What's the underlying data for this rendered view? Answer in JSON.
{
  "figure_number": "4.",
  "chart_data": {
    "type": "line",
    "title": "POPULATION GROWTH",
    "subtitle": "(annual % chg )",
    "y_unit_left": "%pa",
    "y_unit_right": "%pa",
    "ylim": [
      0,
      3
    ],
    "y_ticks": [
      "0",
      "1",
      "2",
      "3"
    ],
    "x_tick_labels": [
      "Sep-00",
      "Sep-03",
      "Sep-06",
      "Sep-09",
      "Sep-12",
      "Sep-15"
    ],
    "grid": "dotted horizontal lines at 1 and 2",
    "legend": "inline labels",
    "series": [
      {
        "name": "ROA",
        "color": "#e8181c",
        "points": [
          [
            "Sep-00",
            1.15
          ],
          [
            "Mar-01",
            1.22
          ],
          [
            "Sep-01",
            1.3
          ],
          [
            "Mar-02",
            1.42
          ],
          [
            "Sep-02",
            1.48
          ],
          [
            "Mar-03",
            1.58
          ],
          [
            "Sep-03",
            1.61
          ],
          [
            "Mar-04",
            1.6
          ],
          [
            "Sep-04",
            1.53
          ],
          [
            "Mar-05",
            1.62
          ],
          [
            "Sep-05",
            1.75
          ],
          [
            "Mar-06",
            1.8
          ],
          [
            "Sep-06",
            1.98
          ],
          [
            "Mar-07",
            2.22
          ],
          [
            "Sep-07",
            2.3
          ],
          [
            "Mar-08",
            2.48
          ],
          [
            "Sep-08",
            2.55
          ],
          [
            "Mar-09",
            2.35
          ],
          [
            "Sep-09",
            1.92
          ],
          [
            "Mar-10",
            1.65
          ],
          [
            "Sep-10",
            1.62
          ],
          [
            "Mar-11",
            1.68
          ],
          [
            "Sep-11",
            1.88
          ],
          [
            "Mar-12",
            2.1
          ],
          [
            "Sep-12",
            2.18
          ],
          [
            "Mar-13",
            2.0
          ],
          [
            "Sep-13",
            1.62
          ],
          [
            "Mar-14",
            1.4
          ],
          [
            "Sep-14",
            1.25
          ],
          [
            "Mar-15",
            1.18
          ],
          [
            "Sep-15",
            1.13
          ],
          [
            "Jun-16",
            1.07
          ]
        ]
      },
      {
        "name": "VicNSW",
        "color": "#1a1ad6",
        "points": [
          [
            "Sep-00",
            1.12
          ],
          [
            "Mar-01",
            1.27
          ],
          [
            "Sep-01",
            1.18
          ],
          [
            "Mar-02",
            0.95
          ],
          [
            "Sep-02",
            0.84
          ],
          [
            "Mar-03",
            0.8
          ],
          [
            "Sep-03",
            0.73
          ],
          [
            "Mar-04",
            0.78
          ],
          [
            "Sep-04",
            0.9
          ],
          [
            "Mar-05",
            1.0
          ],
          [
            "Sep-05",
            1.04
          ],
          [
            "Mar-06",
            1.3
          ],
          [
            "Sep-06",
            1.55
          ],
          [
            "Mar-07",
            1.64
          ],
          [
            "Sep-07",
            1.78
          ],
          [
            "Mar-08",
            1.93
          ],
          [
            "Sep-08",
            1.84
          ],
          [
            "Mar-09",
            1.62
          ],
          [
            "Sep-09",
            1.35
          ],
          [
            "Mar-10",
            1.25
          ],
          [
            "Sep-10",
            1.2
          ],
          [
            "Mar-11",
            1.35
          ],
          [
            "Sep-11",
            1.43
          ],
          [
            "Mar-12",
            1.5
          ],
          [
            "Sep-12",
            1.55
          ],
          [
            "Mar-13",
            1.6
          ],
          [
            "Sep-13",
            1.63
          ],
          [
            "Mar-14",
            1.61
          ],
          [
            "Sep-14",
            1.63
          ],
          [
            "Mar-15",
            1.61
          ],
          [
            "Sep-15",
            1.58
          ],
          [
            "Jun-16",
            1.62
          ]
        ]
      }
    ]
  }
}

..........

▶ **BRIEF**:
Every entry should be printed again exactly as it stands.

▶ **WRITTEN RESPONSE**:
What's the underlying data for this rendered view? Answer in JSON.
{
  "figure_number": "4.",
  "chart_data": {
    "type": "line",
    "title": "POPULATION GROWTH",
    "subtitle": "(annual % chg )",
    "y_unit_left": "%pa",
    "y_unit_right": "%pa",
    "ylim": [
      0,
      3
    ],
    "y_ticks": [
      "0",
      "1",
      "2",
      "3"
    ],
    "x_tick_labels": [
      "Sep-00",
      "Sep-03",
      "Sep-06",
      "Sep-09",
      "Sep-12",
      "Sep-15"
    ],
    "grid": "dotted horizontal lines at 1 and 2",
    "legend": "inline labels",
    "series": [
      {
        "name": "ROA",
        "color": "#e8181c",
        "points": [
          [
            "Sep-00",
            1.15
          ],
          [
            "Mar-01",
            1.22
          ],
          [
            "Sep-01",
            1.3
          ],
          [
            "Mar-02",
            1.42
          ],
          [
            "Sep-02",
            1.48
          ],
          [
            "Mar-03",
            1.58
          ],
          [
            "Sep-03",
            1.61
          ],
          [
            "Mar-04",
            1.6
          ],
          [
            "Sep-04",
            1.53
          ],
          [
            "Mar-05",
            1.62
          ],
          [
            "Sep-05",
            1.75
          ],
          [
            "Mar-06",
            1.8
          ],
          [
            "Sep-06",
            1.98
          ],
          [
            "Mar-07",
            2.22
          ],
          [
            "Sep-07",
            2.3
          ],
          [
            "Mar-08",
            2.48
          ],
          [
            "Sep-08",
            2.55
          ],
          [
            "Mar-09",
            2.35
          ],
          [
            "Sep-09",
            1.92
          ],
          [
            "Mar-10",
            1.65
          ],
          [
            "Sep-10",
            1.62
          ],
          [
            "Mar-11",
            1.68
          ],
          [
            "Sep-11",
            1.88
          ],
          [
            "Mar-12",
            2.1
          ],
          [
            "Sep-12",
            2.18
          ],
          [
            "Mar-13",
            2.0
          ],
          [
            "Sep-13",
            1.62
          ],
          [
            "Mar-14",
            1.4
          ],
          [
            "Sep-14",
            1.25
          ],
          [
            "Mar-15",
            1.18
          ],
          [
            "Sep-15",
            1.13
          ],
          [
            "Jun-16",
            1.07
          ]
        ]
      },
      {
        "name": "VicNSW",
        "color": "#1a1ad6",
        "points": [
          [
            "Sep-00",
            1.12
          ],
          [
            "Mar-01",
            1.27
          ],
          [
            "Sep-01",
            1.18
          ],
          [
            "Mar-02",
            0.95
          ],
          [
            "Sep-02",
            0.84
          ],
          [
            "Mar-03",
            0.8
          ],
          [
            "Sep-03",
            0.73
          ],
          [
            "Mar-04",
            0.78
          ],
          [
            "Sep-04",
            0.9
          ],
          [
            "Mar-05",
            1.0
          ],
          [
            "Sep-05",
            1.04
          ],
          [
            "Mar-06",
            1.3
          ],
          [
            "Sep-06",
            1.55
          ],
          [
            "Mar-07",
            1.64
          ],
          [
            "Sep-07",
            1.78
          ],
          [
            "Mar-08",
            1.93
          ],
          [
            "Sep-08",
            1.84
          ],
          [
            "Mar-09",
            1.62
          ],
          [
            "Sep-09",
            1.35
          ],
          [
            "Mar-10",
            1.25
          ],
          [
            "Sep-10",
            1.2
          ],
          [
            "Mar-11",
            1.35
          ],
          [
            "Sep-11",
            1.43
          ],
          [
            "Mar-12",
            1.5
          ],
          [
            "Sep-12",
            1.55
          ],
          [
            "Mar-13",
            1.6
          ],
          [
            "Sep-13",
            1.63
          ],
          [
            "Mar-14",
            1.61
          ],
          [
            "Sep-14",
            1.63
          ],
          [
            "Mar-15",
            1.61
          ],
          [
            "Sep-15",
            1.58
          ],
          [
            "Jun-16",
            1.62
          ]
        ]
      }
    ]
  }
}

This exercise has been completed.